- DESCRIPTION OF THE TASK: Transcribe each of the records below exactly, excluding all pictures.

- STORED ROWS:
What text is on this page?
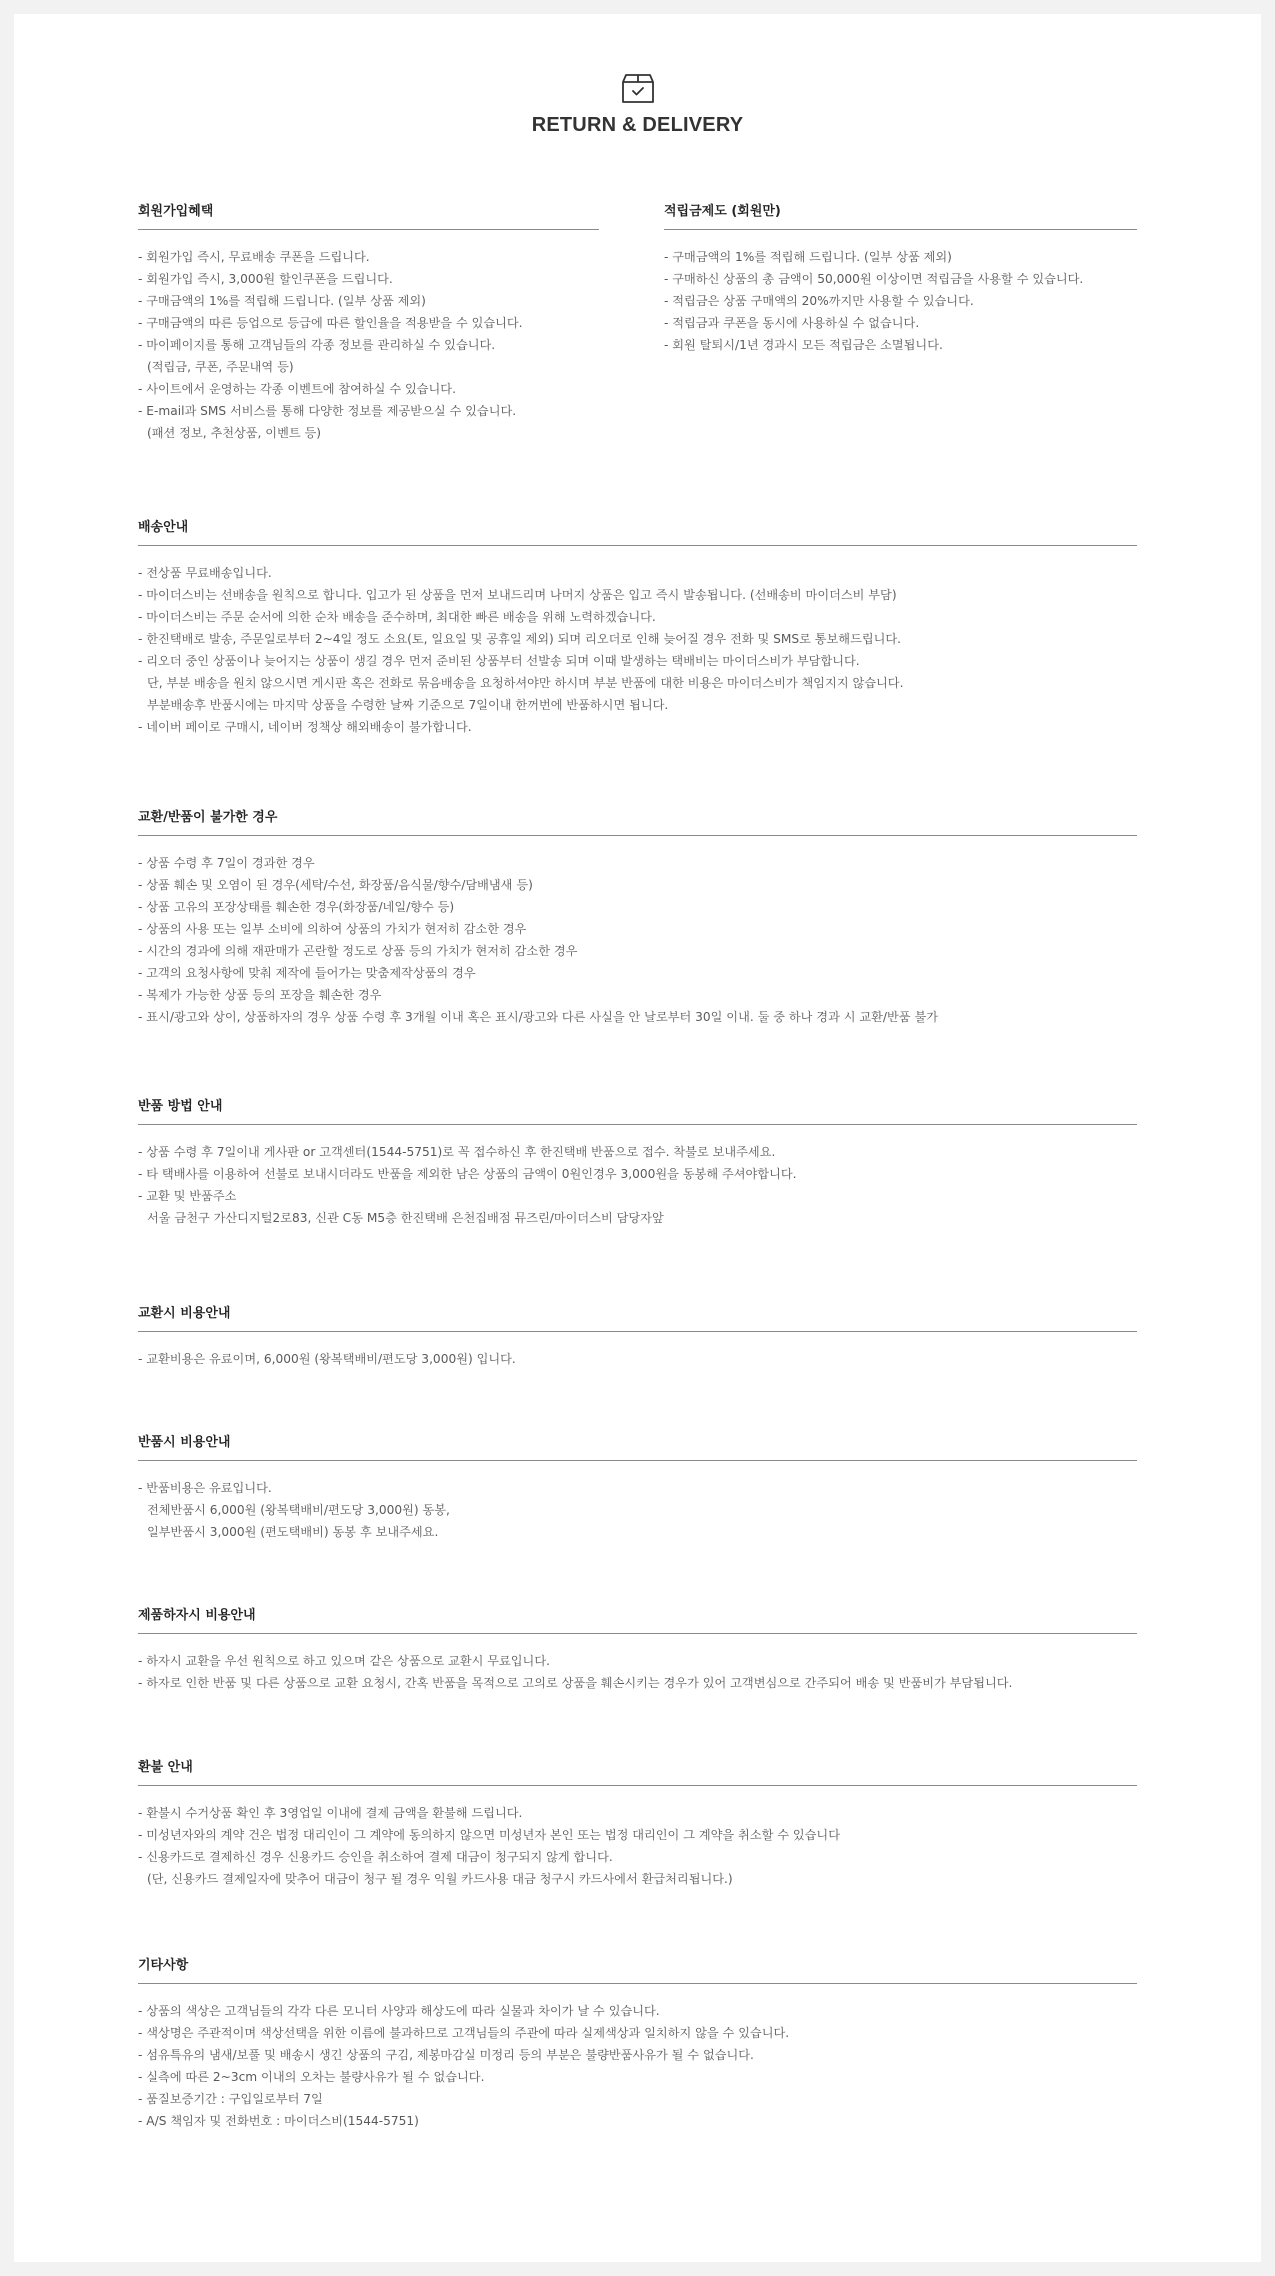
RETURN & DELIVERY
회원가입혜택
- 회원가입 즉시, 무료배송 쿠폰을 드립니다.
- 회원가입 즉시, 3,000원 할인쿠폰을 드립니다.
- 구매금액의 1%를 적립해 드립니다. (일부 상품 제외)
- 구매금액의 따른 등업으로 등급에 따른 할인율을 적용받을 수 있습니다.
- 마이페이지를 통해 고객님들의 각종 정보를 관리하실 수 있습니다.
(적립금, 쿠폰, 주문내역 등)
- 사이트에서 운영하는 각종 이벤트에 참여하실 수 있습니다.
- E-mail과 SMS 서비스를 통해 다양한 정보를 제공받으실 수 있습니다.
(패션 정보, 추천상품, 이벤트 등)
적립금제도 (회원만)
- 구매금액의 1%를 적립해 드립니다. (일부 상품 제외)
- 구매하신 상품의 총 금액이 50,000원 이상이면 적립금을 사용할 수 있습니다.
- 적립금은 상품 구매액의 20%까지만 사용할 수 있습니다.
- 적립금과 쿠폰을 동시에 사용하실 수 없습니다.
- 회원 탈퇴시/1년 경과시 모든 적립금은 소멸됩니다.
배송안내
- 전상품 무료배송입니다.
- 마이더스비는 선배송을 원칙으로 합니다. 입고가 된 상품을 먼저 보내드리며 나머지 상품은 입고 즉시 발송됩니다. (선배송비 마이더스비 부담)
- 마이더스비는 주문 순서에 의한 순차 배송을 준수하며, 최대한 빠른 배송을 위해 노력하겠습니다.
- 한진택배로 발송, 주문일로부터 2~4일 정도 소요(토, 일요일 및 공휴일 제외) 되며 리오더로 인해 늦어질 경우 전화 및 SMS로 통보해드립니다.
- 리오더 중인 상품이나 늦어지는 상품이 생길 경우 먼저 준비된 상품부터 선발송 되며 이때 발생하는 택배비는 마이더스비가 부담합니다.
단, 부분 배송을 원치 않으시면 게시판 혹은 전화로 묶음배송을 요청하셔야만 하시며 부분 반품에 대한 비용은 마이더스비가 책임지지 않습니다.
부분배송후 반품시에는 마지막 상품을 수령한 날짜 기준으로 7일이내 한꺼번에 반품하시면 됩니다.
- 네이버 페이로 구매시, 네이버 정책상 해외배송이 불가합니다.
교환/반품이 불가한 경우
- 상품 수령 후 7일이 경과한 경우
- 상품 훼손 및 오염이 된 경우(세탁/수선, 화장품/음식물/향수/담배냄새 등)
- 상품 고유의 포장상태를 훼손한 경우(화장품/네일/향수 등)
- 상품의 사용 또는 일부 소비에 의하여 상품의 가치가 현저히 감소한 경우
- 시간의 경과에 의해 재판매가 곤란할 정도로 상품 등의 가치가 현저히 감소한 경우
- 고객의 요청사항에 맞춰 제작에 들어가는 맞춤제작상품의 경우
- 복제가 가능한 상품 등의 포장을 훼손한 경우
- 표시/광고와 상이, 상품하자의 경우 상품 수령 후 3개월 이내 혹은 표시/광고와 다른 사실을 안 날로부터 30일 이내. 둘 중 하나 경과 시 교환/반품 불가
반품 방법 안내
- 상품 수령 후 7일이내 게사판 or 고객센터(1544-5751)로 꼭 접수하신 후 한진택배 반품으로 접수. 착불로 보내주세요.
- 타 택배사를 이용하여 선불로 보내시더라도 반품을 제외한 남은 상품의 금액이 0원인경우 3,000원을 동봉해 주셔야합니다.
- 교환 및 반품주소
서울 금천구 가산디지털2로83, 신관 C동 M5층 한진택배 은천집배점 뮤즈린/마이더스비 담당자앞
교환시 비용안내
- 교환비용은 유료이며, 6,000원 (왕복택배비/편도당 3,000원) 입니다.
반품시 비용안내
- 반품비용은 유료입니다.
전체반품시 6,000원 (왕복택배비/편도당 3,000원) 동봉,
일부반품시 3,000원 (편도택배비) 동봉 후 보내주세요.
제품하자시 비용안내
- 하자시 교환을 우선 원칙으로 하고 있으며 같은 상품으로 교환시 무료입니다.
- 하자로 인한 반품 및 다른 상품으로 교환 요청시, 간혹 반품을 목적으로 고의로 상품을 훼손시키는 경우가 있어 고객변심으로 간주되어 배송 및 반품비가 부담됩니다.
환불 안내
- 환불시 수거상품 확인 후 3영업일 이내에 결제 금액을 환불해 드립니다.
- 미성년자와의 계약 건은 법정 대리인이 그 계약에 동의하지 않으면 미성년자 본인 또는 법정 대리인이 그 계약을 취소할 수 있습니다
- 신용카드로 결제하신 경우 신용카드 승인을 취소하여 결제 대금이 청구되지 않게 합니다.
(단, 신용카드 결제일자에 맞추어 대금이 청구 될 경우 익월 카드사용 대금 청구시 카드사에서 환급처리됩니다.)
기타사항
- 상품의 색상은 고객님들의 각각 다른 모니터 사양과 해상도에 따라 실물과 차이가 날 수 있습니다.
- 색상명은 주관적이며 색상선택을 위한 이름에 불과하므로 고객님들의 주관에 따라 실제색상과 일치하지 않을 수 있습니다.
- 섬유특유의 냄새/보풀 및 배송시 생긴 상품의 구김, 제봉마감실 미정리 등의 부분은 불량반품사유가 될 수 없습니다.
- 실측에 따른 2~3cm 이내의 오차는 불량사유가 될 수 없습니다.
- 품질보증기간 : 구입일로부터 7일
- A/S 책임자 및 전화번호 : 마이더스비(1544-5751)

- WRITTEN RESPONSE:
What text is on this page?
RETURN & DELIVERY
회원가입혜택
- 회원가입 즉시, 무료배송 쿠폰을 드립니다.
- 회원가입 즉시, 3,000원 할인쿠폰을 드립니다.
- 구매금액의 1%를 적립해 드립니다. (일부 상품 제외)
- 구매금액의 따른 등업으로 등급에 따른 할인율을 적용받을 수 있습니다.
- 마이페이지를 통해 고객님들의 각종 정보를 관리하실 수 있습니다.
(적립금, 쿠폰, 주문내역 등)
- 사이트에서 운영하는 각종 이벤트에 참여하실 수 있습니다.
- E-mail과 SMS 서비스를 통해 다양한 정보를 제공받으실 수 있습니다.
(패션 정보, 추천상품, 이벤트 등)
적립금제도 (회원만)
- 구매금액의 1%를 적립해 드립니다. (일부 상품 제외)
- 구매하신 상품의 총 금액이 50,000원 이상이면 적립금을 사용할 수 있습니다.
- 적립금은 상품 구매액의 20%까지만 사용할 수 있습니다.
- 적립금과 쿠폰을 동시에 사용하실 수 없습니다.
- 회원 탈퇴시/1년 경과시 모든 적립금은 소멸됩니다.
배송안내
- 전상품 무료배송입니다.
- 마이더스비는 선배송을 원칙으로 합니다. 입고가 된 상품을 먼저 보내드리며 나머지 상품은 입고 즉시 발송됩니다. (선배송비 마이더스비 부담)
- 마이더스비는 주문 순서에 의한 순차 배송을 준수하며, 최대한 빠른 배송을 위해 노력하겠습니다.
- 한진택배로 발송, 주문일로부터 2~4일 정도 소요(토, 일요일 및 공휴일 제외) 되며 리오더로 인해 늦어질 경우 전화 및 SMS로 통보해드립니다.
- 리오더 중인 상품이나 늦어지는 상품이 생길 경우 먼저 준비된 상품부터 선발송 되며 이때 발생하는 택배비는 마이더스비가 부담합니다.
단, 부분 배송을 원치 않으시면 게시판 혹은 전화로 묶음배송을 요청하셔야만 하시며 부분 반품에 대한 비용은 마이더스비가 책임지지 않습니다.
부분배송후 반품시에는 마지막 상품을 수령한 날짜 기준으로 7일이내 한꺼번에 반품하시면 됩니다.
- 네이버 페이로 구매시, 네이버 정책상 해외배송이 불가합니다.
교환/반품이 불가한 경우
- 상품 수령 후 7일이 경과한 경우
- 상품 훼손 및 오염이 된 경우(세탁/수선, 화장품/음식물/향수/담배냄새 등)
- 상품 고유의 포장상태를 훼손한 경우(화장품/네일/향수 등)
- 상품의 사용 또는 일부 소비에 의하여 상품의 가치가 현저히 감소한 경우
- 시간의 경과에 의해 재판매가 곤란할 정도로 상품 등의 가치가 현저히 감소한 경우
- 고객의 요청사항에 맞춰 제작에 들어가는 맞춤제작상품의 경우
- 복제가 가능한 상품 등의 포장을 훼손한 경우
- 표시/광고와 상이, 상품하자의 경우 상품 수령 후 3개월 이내 혹은 표시/광고와 다른 사실을 안 날로부터 30일 이내. 둘 중 하나 경과 시 교환/반품 불가
반품 방법 안내
- 상품 수령 후 7일이내 게사판 or 고객센터(1544-5751)로 꼭 접수하신 후 한진택배 반품으로 접수. 착불로 보내주세요.
- 타 택배사를 이용하여 선불로 보내시더라도 반품을 제외한 남은 상품의 금액이 0원인경우 3,000원을 동봉해 주셔야합니다.
- 교환 및 반품주소
서울 금천구 가산디지털2로83, 신관 C동 M5층 한진택배 은천집배점 뮤즈린/마이더스비 담당자앞
교환시 비용안내
- 교환비용은 유료이며, 6,000원 (왕복택배비/편도당 3,000원) 입니다.
반품시 비용안내
- 반품비용은 유료입니다.
전체반품시 6,000원 (왕복택배비/편도당 3,000원) 동봉,
일부반품시 3,000원 (편도택배비) 동봉 후 보내주세요.
제품하자시 비용안내
- 하자시 교환을 우선 원칙으로 하고 있으며 같은 상품으로 교환시 무료입니다.
- 하자로 인한 반품 및 다른 상품으로 교환 요청시, 간혹 반품을 목적으로 고의로 상품을 훼손시키는 경우가 있어 고객변심으로 간주되어 배송 및 반품비가 부담됩니다.
환불 안내
- 환불시 수거상품 확인 후 3영업일 이내에 결제 금액을 환불해 드립니다.
- 미성년자와의 계약 건은 법정 대리인이 그 계약에 동의하지 않으면 미성년자 본인 또는 법정 대리인이 그 계약을 취소할 수 있습니다
- 신용카드로 결제하신 경우 신용카드 승인을 취소하여 결제 대금이 청구되지 않게 합니다.
(단, 신용카드 결제일자에 맞추어 대금이 청구 될 경우 익월 카드사용 대금 청구시 카드사에서 환급처리됩니다.)
기타사항
- 상품의 색상은 고객님들의 각각 다른 모니터 사양과 해상도에 따라 실물과 차이가 날 수 있습니다.
- 색상명은 주관적이며 색상선택을 위한 이름에 불과하므로 고객님들의 주관에 따라 실제색상과 일치하지 않을 수 있습니다.
- 섬유특유의 냄새/보풀 및 배송시 생긴 상품의 구김, 제봉마감실 미정리 등의 부분은 불량반품사유가 될 수 없습니다.
- 실측에 따른 2~3cm 이내의 오차는 불량사유가 될 수 없습니다.
- 품질보증기간 : 구입일로부터 7일
- A/S 책임자 및 전화번호 : 마이더스비(1544-5751)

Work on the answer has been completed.